## Direction
Look through the listing for the word "frac". Copy each line that has it.

## Data in this exercise
╔══
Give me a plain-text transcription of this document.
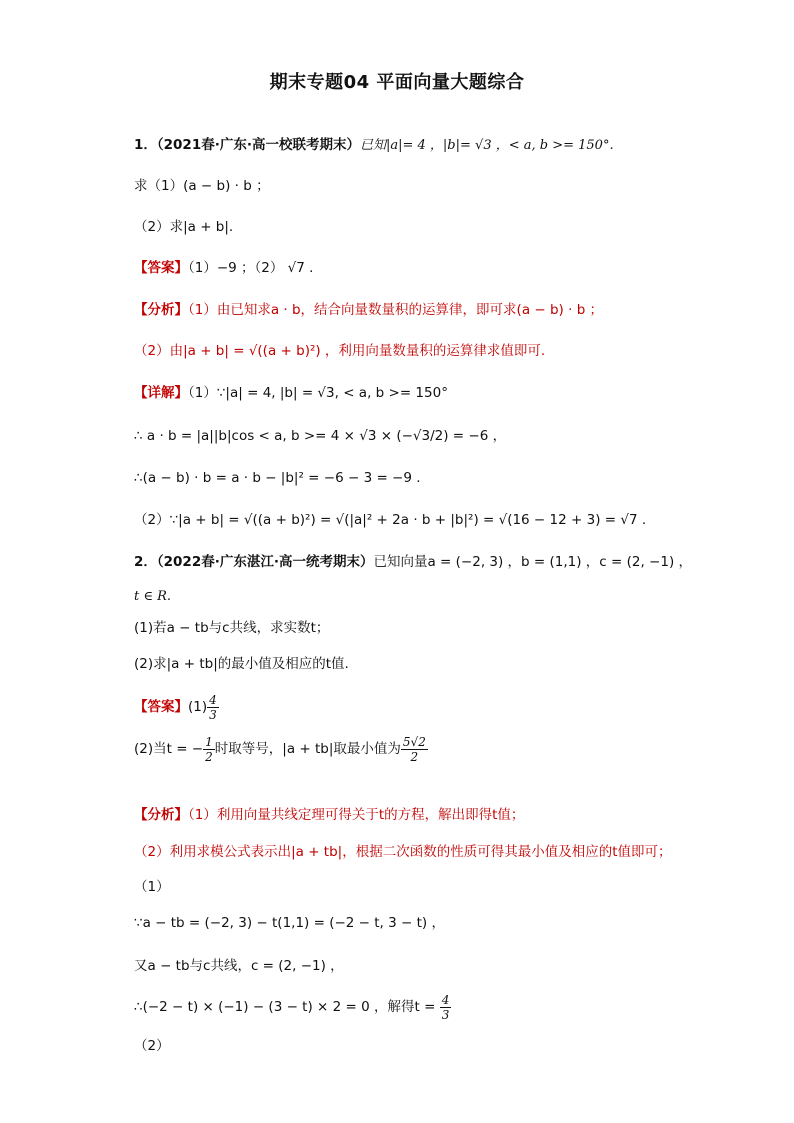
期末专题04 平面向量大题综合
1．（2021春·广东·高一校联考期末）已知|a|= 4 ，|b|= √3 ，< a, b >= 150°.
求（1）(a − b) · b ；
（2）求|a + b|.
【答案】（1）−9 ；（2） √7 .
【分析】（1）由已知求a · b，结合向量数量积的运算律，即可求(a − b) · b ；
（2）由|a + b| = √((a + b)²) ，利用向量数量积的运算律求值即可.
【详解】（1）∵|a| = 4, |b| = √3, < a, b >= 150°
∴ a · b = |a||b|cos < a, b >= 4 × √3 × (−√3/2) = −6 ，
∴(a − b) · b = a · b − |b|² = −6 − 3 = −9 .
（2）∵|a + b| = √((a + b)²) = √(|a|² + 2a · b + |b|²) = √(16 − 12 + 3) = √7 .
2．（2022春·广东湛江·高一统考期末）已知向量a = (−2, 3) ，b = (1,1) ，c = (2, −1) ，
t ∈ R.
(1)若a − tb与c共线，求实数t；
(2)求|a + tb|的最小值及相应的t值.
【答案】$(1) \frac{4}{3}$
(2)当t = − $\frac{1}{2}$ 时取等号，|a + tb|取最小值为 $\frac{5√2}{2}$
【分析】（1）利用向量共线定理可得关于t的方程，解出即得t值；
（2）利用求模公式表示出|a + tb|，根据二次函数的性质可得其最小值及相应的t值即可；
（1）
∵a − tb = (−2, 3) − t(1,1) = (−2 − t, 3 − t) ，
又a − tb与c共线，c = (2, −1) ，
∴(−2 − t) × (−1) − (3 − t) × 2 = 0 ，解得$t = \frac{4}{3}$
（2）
╚══
## Result below
【答案】$(1) \frac{4}{3}$
(2)当t = − $\frac{1}{2}$ 时取等号，|a + tb|取最小值为 $\frac{5√2}{2}$
∴(−2 − t) × (−1) − (3 − t) × 2 = 0 ，解得$t = \frac{4}{3}$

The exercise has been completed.